● PROMPT
Find the lines below that contain the word "Garantías" and count them. Only the number should be given.

● RECORD SET
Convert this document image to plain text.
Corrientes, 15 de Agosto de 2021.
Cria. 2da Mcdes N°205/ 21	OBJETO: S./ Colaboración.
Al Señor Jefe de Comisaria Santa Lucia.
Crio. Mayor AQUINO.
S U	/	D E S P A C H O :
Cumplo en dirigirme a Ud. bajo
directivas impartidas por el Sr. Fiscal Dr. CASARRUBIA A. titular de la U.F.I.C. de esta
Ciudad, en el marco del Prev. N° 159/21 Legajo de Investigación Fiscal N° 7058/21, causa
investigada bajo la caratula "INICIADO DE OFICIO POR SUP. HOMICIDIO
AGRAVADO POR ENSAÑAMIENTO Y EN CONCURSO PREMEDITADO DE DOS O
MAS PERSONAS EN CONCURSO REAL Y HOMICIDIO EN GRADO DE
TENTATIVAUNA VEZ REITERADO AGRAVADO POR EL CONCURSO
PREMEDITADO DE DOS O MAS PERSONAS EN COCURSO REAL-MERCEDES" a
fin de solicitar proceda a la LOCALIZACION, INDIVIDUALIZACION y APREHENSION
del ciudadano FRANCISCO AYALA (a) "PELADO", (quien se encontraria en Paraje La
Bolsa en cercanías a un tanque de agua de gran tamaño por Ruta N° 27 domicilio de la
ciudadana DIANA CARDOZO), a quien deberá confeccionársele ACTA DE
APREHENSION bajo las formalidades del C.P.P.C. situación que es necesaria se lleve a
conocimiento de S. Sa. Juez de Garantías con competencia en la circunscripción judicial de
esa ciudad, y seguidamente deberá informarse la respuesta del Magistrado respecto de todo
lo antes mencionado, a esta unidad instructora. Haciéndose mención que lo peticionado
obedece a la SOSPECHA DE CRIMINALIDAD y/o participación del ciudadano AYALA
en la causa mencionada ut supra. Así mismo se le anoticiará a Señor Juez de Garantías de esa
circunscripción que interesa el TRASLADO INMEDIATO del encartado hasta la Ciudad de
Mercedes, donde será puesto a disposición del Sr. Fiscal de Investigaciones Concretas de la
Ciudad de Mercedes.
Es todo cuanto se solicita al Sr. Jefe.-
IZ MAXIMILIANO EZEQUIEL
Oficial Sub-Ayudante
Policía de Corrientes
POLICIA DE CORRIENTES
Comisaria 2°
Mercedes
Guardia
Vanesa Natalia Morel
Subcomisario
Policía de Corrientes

● FINAL ANSWER
2